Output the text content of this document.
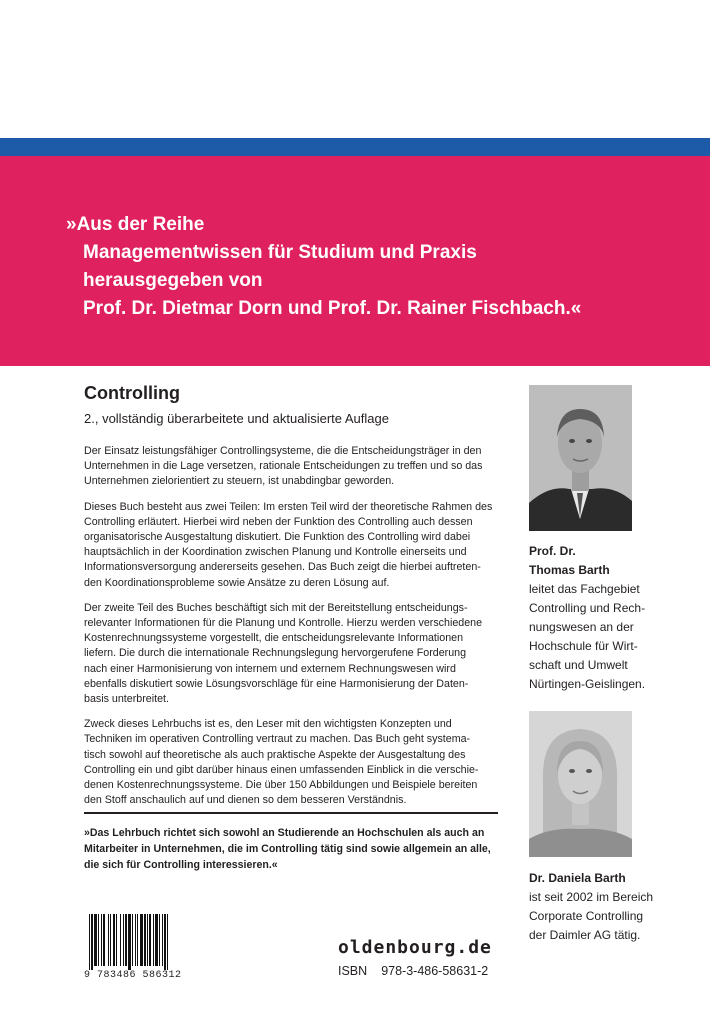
»Aus der Reihe
Managementwissen für Studium und Praxis
herausgegeben von
Prof. Dr. Dietmar Dorn und Prof. Dr. Rainer Fischbach.«
Controlling
2., vollständig überarbeitete und aktualisierte Auflage

Der Einsatz leistungsfähiger Controllingsysteme, die die Entscheidungsträger in den
Unternehmen in die Lage versetzen, rationale Entscheidungen zu treffen und so das
Unternehmen zielorientiert zu steuern, ist unabdingbar geworden.

Dieses Buch besteht aus zwei Teilen: Im ersten Teil wird der theoretische Rahmen des
Controlling erläutert. Hierbei wird neben der Funktion des Controlling auch dessen
organisatorische Ausgestaltung diskutiert. Die Funktion des Controlling wird dabei
hauptsächlich in der Koordination zwischen Planung und Kontrolle einerseits und
Informationsversorgung andererseits gesehen. Das Buch zeigt die hierbei auftreten-
den Koordinationsprobleme sowie Ansätze zu deren Lösung auf.

Der zweite Teil des Buches beschäftigt sich mit der Bereitstellung entscheidungs-
relevanter Informationen für die Planung und Kontrolle. Hierzu werden verschiedene
Kostenrechnungssysteme vorgestellt, die entscheidungsrelevante Informationen
liefern. Die durch die internationale Rechnungslegung hervorgerufene Forderung
nach einer Harmonisierung von internem und externem Rechnungswesen wird
ebenfalls diskutiert sowie Lösungsvorschläge für eine Harmonisierung der Daten-
basis unterbreitet.

Zweck dieses Lehrbuchs ist es, den Leser mit den wichtigsten Konzepten und
Techniken im operativen Controlling vertraut zu machen. Das Buch geht systema-
tisch sowohl auf theoretische als auch praktische Aspekte der Ausgestaltung des
Controlling ein und gibt darüber hinaus einen umfassenden Einblick in die verschie-
denen Kostenrechnungssysteme. Die über 150 Abbildungen und Beispiele bereiten
den Stoff anschaulich auf und dienen so dem besseren Verständnis.

»Das Lehrbuch richtet sich sowohl an Studierende an Hochschulen als auch an
Mitarbeiter in Unternehmen, die im Controlling tätig sind sowie allgemein an alle,
die sich für Controlling interessieren.«
Prof. Dr.
Thomas Barth
leitet das Fachgebiet
Controlling und Rech-
nungswesen an der
Hochschule für Wirt-
schaft und Umwelt
Nürtingen-Geislingen.
Dr. Daniela Barth
ist seit 2002 im Bereich
Corporate Controlling
der Daimler AG tätig.
9 783486 586312
oldenbourg.de
ISBN 978-3-486-58631-2
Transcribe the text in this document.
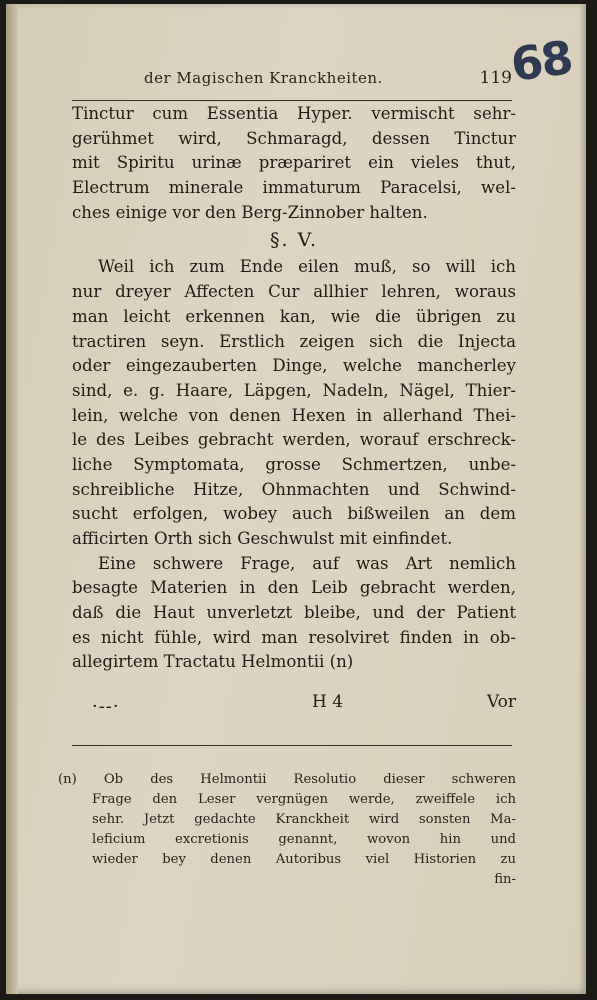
der Magischen Kranckheiten.	119
68
Tinctur cum Essentia Hyper. vermischt sehr-
gerühmet wird, Schmaragd, dessen Tinctur
mit Spiritu urinæ præpariret ein vieles thut,
Electrum minerale immaturum Paracelsi, wel-
ches einige vor den Berg-Zinnober halten.
§. V.
Weil ich zum Ende eilen muß, so will ich
nur dreyer Affecten Cur allhier lehren, woraus
man leicht erkennen kan, wie die übrigen zu
tractiren seyn. Erstlich zeigen sich die Injecta
oder eingezauberten Dinge, welche mancherley
sind, e. g. Haare, Läpgen, Nadeln, Nägel, Thier-
lein, welche von denen Hexen in allerhand Thei-
le des Leibes gebracht werden, worauf erschreck-
liche Symptomata, grosse Schmertzen, unbe-
schreibliche Hitze, Ohnmachten und Schwind-
sucht erfolgen, wobey auch bißweilen an dem
afficirten Orth sich Geschwulst mit einfindet.
Eine schwere Frage, auf was Art nemlich
besagte Materien in den Leib gebracht werden,
daß die Haut unverletzt bleibe, und der Patient
es nicht fühle, wird man resolviret finden in ob-
allegirtem Tractatu Helmontii (n)
·--·	H 4	Vor
(n) Ob des Helmontii Resolutio dieser schweren
Frage den Leser vergnügen werde, zweiffele ich
sehr. Jetzt gedachte Kranckheit wird sonsten Ma-
leficium excretionis genannt, wovon hin und
wieder bey denen Autoribus viel Historien zu
fin-
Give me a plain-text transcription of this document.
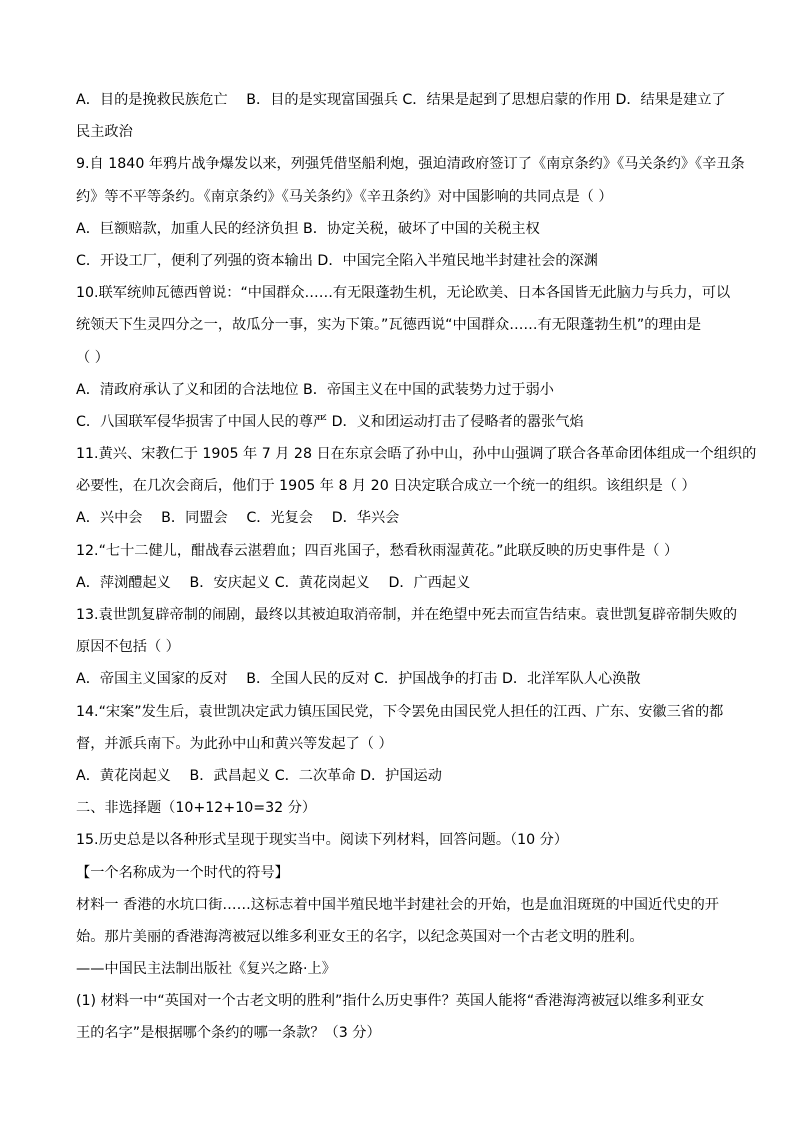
A．目的是挽救民族危亡　 B．目的是实现富国强兵 C．结果是起到了思想启蒙的作用 D．结果是建立了
民主政治
9.自 1840 年鸦片战争爆发以来，列强凭借坚船利炮，强迫清政府签订了《南京条约》《马关条约》《辛丑条
约》等不平等条约。《南京条约》《马关条约》《辛丑条约》对中国影响的共同点是（ ）
A．巨额赔款，加重人民的经济负担 B．协定关税，破坏了中国的关税主权
C．开设工厂，便利了列强的资本输出 D．中国完全陷入半殖民地半封建社会的深渊
10.联军统帅瓦德西曾说：“中国群众……有无限蓬勃生机，无论欧美、日本各国皆无此脑力与兵力，可以
统领天下生灵四分之一，故瓜分一事，实为下策。”瓦德西说“中国群众……有无限蓬勃生机”的理由是
（ ）
A．清政府承认了义和团的合法地位 B．帝国主义在中国的武装势力过于弱小
C．八国联军侵华损害了中国人民的尊严 D．义和团运动打击了侵略者的嚣张气焰
11.黄兴、宋教仁于 1905 年 7 月 28 日在东京会晤了孙中山，孙中山强调了联合各革命团体组成一个组织的
必要性，在几次会商后，他们于 1905 年 8 月 20 日决定联合成立一个统一的组织。该组织是（ ）
A．兴中会　 B．同盟会　 C．光复会　 D．华兴会
12.“七十二健儿，酣战春云湛碧血；四百兆国子，愁看秋雨湿黄花。”此联反映的历史事件是（ ）
A．萍浏醴起义　 B．安庆起义 C．黄花岗起义　 D．广西起义
13.袁世凯复辟帝制的闹剧，最终以其被迫取消帝制，并在绝望中死去而宣告结束。袁世凯复辟帝制失败的
原因不包括（ ）
A．帝国主义国家的反对　 B．全国人民的反对 C．护国战争的打击 D．北洋军队人心涣散
14.“宋案”发生后，袁世凯决定武力镇压国民党，下令罢免由国民党人担任的江西、广东、安徽三省的都
督，并派兵南下。为此孙中山和黄兴等发起了（ ）
A．黄花岗起义　 B．武昌起义 C．二次革命 D．护国运动
二、非选择题（10+12+10=32 分）
15.历史总是以各种形式呈现于现实当中。阅读下列材料，回答问题。（10 分）
【一个名称成为一个时代的符号】
材料一 香港的水坑口街……这标志着中国半殖民地半封建社会的开始，也是血泪斑斑的中国近代史的开
始。那片美丽的香港海湾被冠以维多利亚女王的名字，以纪念英国对一个古老文明的胜利。
——中国民主法制出版社《复兴之路·上》
(1) 材料一中“英国对一个古老文明的胜利”指什么历史事件？英国人能将“香港海湾被冠以维多利亚女
王的名字”是根据哪个条约的哪一条款？（3 分）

→ **Written exercise**
Ignore the images and quote every line of the listing exactly.

→ **Written answer**
Output the text content of this document.
»Aus der Reihe
Managementwissen für Studium und Praxis
herausgegeben von
Prof. Dr. Dietmar Dorn und Prof. Dr. Rainer Fischbach.«
Controlling
2., vollständig überarbeitete und aktualisierte Auflage

Der Einsatz leistungsfähiger Controllingsysteme, die die Entscheidungsträger in den
Unternehmen in die Lage versetzen, rationale Entscheidungen zu treffen und so das
Unternehmen zielorientiert zu steuern, ist unabdingbar geworden.

Dieses Buch besteht aus zwei Teilen: Im ersten Teil wird der theoretische Rahmen des
Controlling erläutert. Hierbei wird neben der Funktion des Controlling auch dessen
organisatorische Ausgestaltung diskutiert. Die Funktion des Controlling wird dabei
hauptsächlich in der Koordination zwischen Planung und Kontrolle einerseits und
Informationsversorgung andererseits gesehen. Das Buch zeigt die hierbei auftreten-
den Koordinationsprobleme sowie Ansätze zu deren Lösung auf.

Der zweite Teil des Buches beschäftigt sich mit der Bereitstellung entscheidungs-
relevanter Informationen für die Planung und Kontrolle. Hierzu werden verschiedene
Kostenrechnungssysteme vorgestellt, die entscheidungsrelevante Informationen
liefern. Die durch die internationale Rechnungslegung hervorgerufene Forderung
nach einer Harmonisierung von internem und externem Rechnungswesen wird
ebenfalls diskutiert sowie Lösungsvorschläge für eine Harmonisierung der Daten-
basis unterbreitet.

Zweck dieses Lehrbuchs ist es, den Leser mit den wichtigsten Konzepten und
Techniken im operativen Controlling vertraut zu machen. Das Buch geht systema-
tisch sowohl auf theoretische als auch praktische Aspekte der Ausgestaltung des
Controlling ein und gibt darüber hinaus einen umfassenden Einblick in die verschie-
denen Kostenrechnungssysteme. Die über 150 Abbildungen und Beispiele bereiten
den Stoff anschaulich auf und dienen so dem besseren Verständnis.

»Das Lehrbuch richtet sich sowohl an Studierende an Hochschulen als auch an
Mitarbeiter in Unternehmen, die im Controlling tätig sind sowie allgemein an alle,
die sich für Controlling interessieren.«
Prof. Dr.
Thomas Barth
leitet das Fachgebiet
Controlling und Rech-
nungswesen an der
Hochschule für Wirt-
schaft und Umwelt
Nürtingen-Geislingen.
Dr. Daniela Barth
ist seit 2002 im Bereich
Corporate Controlling
der Daimler AG tätig.
9 783486 586312
oldenbourg.de
ISBN 978-3-486-58631-2
Transcribe the text in this document.
der Magischen Kranckheiten.	119
68
Tinctur cum Essentia Hyper. vermischt sehr-
gerühmet wird, Schmaragd, dessen Tinctur
mit Spiritu urinæ præpariret ein vieles thut,
Electrum minerale immaturum Paracelsi, wel-
ches einige vor den Berg-Zinnober halten.
§. V.
Weil ich zum Ende eilen muß, so will ich
nur dreyer Affecten Cur allhier lehren, woraus
man leicht erkennen kan, wie die übrigen zu
tractiren seyn. Erstlich zeigen sich die Injecta
oder eingezauberten Dinge, welche mancherley
sind, e. g. Haare, Läpgen, Nadeln, Nägel, Thier-
lein, welche von denen Hexen in allerhand Thei-
le des Leibes gebracht werden, worauf erschreck-
liche Symptomata, grosse Schmertzen, unbe-
schreibliche Hitze, Ohnmachten und Schwind-
sucht erfolgen, wobey auch bißweilen an dem
afficirten Orth sich Geschwulst mit einfindet.
Eine schwere Frage, auf was Art nemlich
besagte Materien in den Leib gebracht werden,
daß die Haut unverletzt bleibe, und der Patient
es nicht fühle, wird man resolviret finden in ob-
allegirtem Tractatu Helmontii (n)
·--·	H 4	Vor
(n) Ob des Helmontii Resolutio dieser schweren
Frage den Leser vergnügen werde, zweiffele ich
sehr. Jetzt gedachte Kranckheit wird sonsten Ma-
leficium excretionis genannt, wovon hin und
wieder bey denen Autoribus viel Historien zu
fin-
Give me a plain-text transcription of this document.
A．目的是挽救民族危亡　 B．目的是实现富国强兵 C．结果是起到了思想启蒙的作用 D．结果是建立了
民主政治
9.自 1840 年鸦片战争爆发以来，列强凭借坚船利炮，强迫清政府签订了《南京条约》《马关条约》《辛丑条
约》等不平等条约。《南京条约》《马关条约》《辛丑条约》对中国影响的共同点是（ ）
A．巨额赔款，加重人民的经济负担 B．协定关税，破坏了中国的关税主权
C．开设工厂，便利了列强的资本输出 D．中国完全陷入半殖民地半封建社会的深渊
10.联军统帅瓦德西曾说：“中国群众……有无限蓬勃生机，无论欧美、日本各国皆无此脑力与兵力，可以
统领天下生灵四分之一，故瓜分一事，实为下策。”瓦德西说“中国群众……有无限蓬勃生机”的理由是
（ ）
A．清政府承认了义和团的合法地位 B．帝国主义在中国的武装势力过于弱小
C．八国联军侵华损害了中国人民的尊严 D．义和团运动打击了侵略者的嚣张气焰
11.黄兴、宋教仁于 1905 年 7 月 28 日在东京会晤了孙中山，孙中山强调了联合各革命团体组成一个组织的
必要性，在几次会商后，他们于 1905 年 8 月 20 日决定联合成立一个统一的组织。该组织是（ ）
A．兴中会　 B．同盟会　 C．光复会　 D．华兴会
12.“七十二健儿，酣战春云湛碧血；四百兆国子，愁看秋雨湿黄花。”此联反映的历史事件是（ ）
A．萍浏醴起义　 B．安庆起义 C．黄花岗起义　 D．广西起义
13.袁世凯复辟帝制的闹剧，最终以其被迫取消帝制，并在绝望中死去而宣告结束。袁世凯复辟帝制失败的
原因不包括（ ）
A．帝国主义国家的反对　 B．全国人民的反对 C．护国战争的打击 D．北洋军队人心涣散
14.“宋案”发生后，袁世凯决定武力镇压国民党，下令罢免由国民党人担任的江西、广东、安徽三省的都
督，并派兵南下。为此孙中山和黄兴等发起了（ ）
A．黄花岗起义　 B．武昌起义 C．二次革命 D．护国运动
二、非选择题（10+12+10=32 分）
15.历史总是以各种形式呈现于现实当中。阅读下列材料，回答问题。（10 分）
【一个名称成为一个时代的符号】
材料一 香港的水坑口街……这标志着中国半殖民地半封建社会的开始，也是血泪斑斑的中国近代史的开
始。那片美丽的香港海湾被冠以维多利亚女王的名字，以纪念英国对一个古老文明的胜利。
——中国民主法制出版社《复兴之路·上》
(1) 材料一中“英国对一个古老文明的胜利”指什么历史事件？英国人能将“香港海湾被冠以维多利亚女
王的名字”是根据哪个条约的哪一条款？（3 分）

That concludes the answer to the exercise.